[Instruction]: Your copy of the material below should match it exactly, except that it holds no pictures.

+++

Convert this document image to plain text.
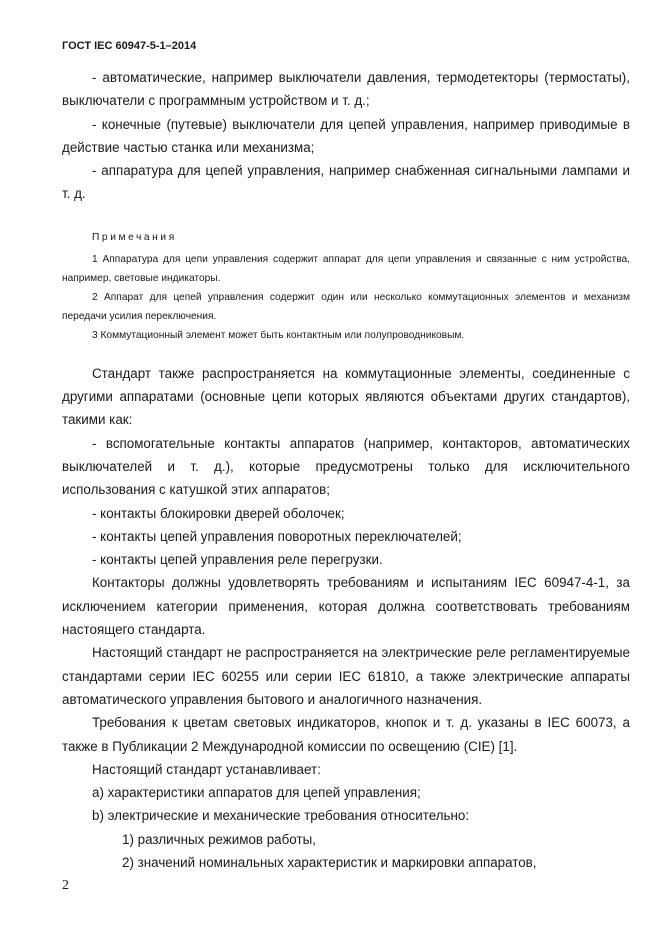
ГОСТ IEC 60947-5-1–2014

- автоматические, например выключатели давления, термодетекторы (термостаты), выключатели с программным устройством и т. д.;

- конечные (путевые) выключатели для цепей управления, например приводимые в действие частью станка или механизма;

- аппаратура для цепей управления, например снабженная сигнальными лампами и т. д.

Примечания

1 Аппаратура для цепи управления содержит аппарат для цепи управления и связанные с ним устройства, например, световые индикаторы.

2 Аппарат для цепей управления содержит один или несколько коммутационных элементов и механизм передачи усилия переключения.

3 Коммутационный элемент может быть контактным или полупроводниковым.

Стандарт также распространяется на коммутационные элементы, соединенные с другими аппаратами (основные цепи которых являются объектами других стандартов), такими как:

- вспомогательные контакты аппаратов (например, контакторов, автоматических выключателей и т. д.), которые предусмотрены только для исключительного использования с катушкой этих аппаратов;

- контакты блокировки дверей оболочек;

- контакты цепей управления поворотных переключателей;

- контакты цепей управления реле перегрузки.

Контакторы должны удовлетворять требованиям и испытаниям IEC 60947-4-1, за исключением категории применения, которая должна соответствовать требованиям настоящего стандарта.

Настоящий стандарт не распространяется на электрические реле регламентируемые стандартами серии IEC 60255 или серии IEC 61810, а также электрические аппараты автоматического управления бытового и аналогичного назначения.

Требования к цветам световых индикаторов, кнопок и т. д. указаны в IEC 60073, а также в Публикации 2 Международной комиссии по освещению (CIE) [1].

Настоящий стандарт устанавливает:

а) характеристики аппаратов для цепей управления;

b) электрические и механические требования относительно:

1) различных режимов работы,

2) значений номинальных характеристик и маркировки аппаратов,

2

+++

[Answer to this task]:
Convert this document image to plain text.
ГОСТ IEC 60947-5-1–2014

- автоматические, например выключатели давления, термодетекторы (термостаты), выключатели с программным устройством и т. д.;

- конечные (путевые) выключатели для цепей управления, например приводимые в действие частью станка или механизма;

- аппаратура для цепей управления, например снабженная сигнальными лампами и т. д.

Примечания

1 Аппаратура для цепи управления содержит аппарат для цепи управления и связанные с ним устройства, например, световые индикаторы.

2 Аппарат для цепей управления содержит один или несколько коммутационных элементов и механизм передачи усилия переключения.

3 Коммутационный элемент может быть контактным или полупроводниковым.

Стандарт также распространяется на коммутационные элементы, соединенные с другими аппаратами (основные цепи которых являются объектами других стандартов), такими как:

- вспомогательные контакты аппаратов (например, контакторов, автоматических выключателей и т. д.), которые предусмотрены только для исключительного использования с катушкой этих аппаратов;

- контакты блокировки дверей оболочек;

- контакты цепей управления поворотных переключателей;

- контакты цепей управления реле перегрузки.

Контакторы должны удовлетворять требованиям и испытаниям IEC 60947-4-1, за исключением категории применения, которая должна соответствовать требованиям настоящего стандарта.

Настоящий стандарт не распространяется на электрические реле регламентируемые стандартами серии IEC 60255 или серии IEC 61810, а также электрические аппараты автоматического управления бытового и аналогичного назначения.

Требования к цветам световых индикаторов, кнопок и т. д. указаны в IEC 60073, а также в Публикации 2 Международной комиссии по освещению (CIE) [1].

Настоящий стандарт устанавливает:

а) характеристики аппаратов для цепей управления;

b) электрические и механические требования относительно:

1) различных режимов работы,

2) значений номинальных характеристик и маркировки аппаратов,

2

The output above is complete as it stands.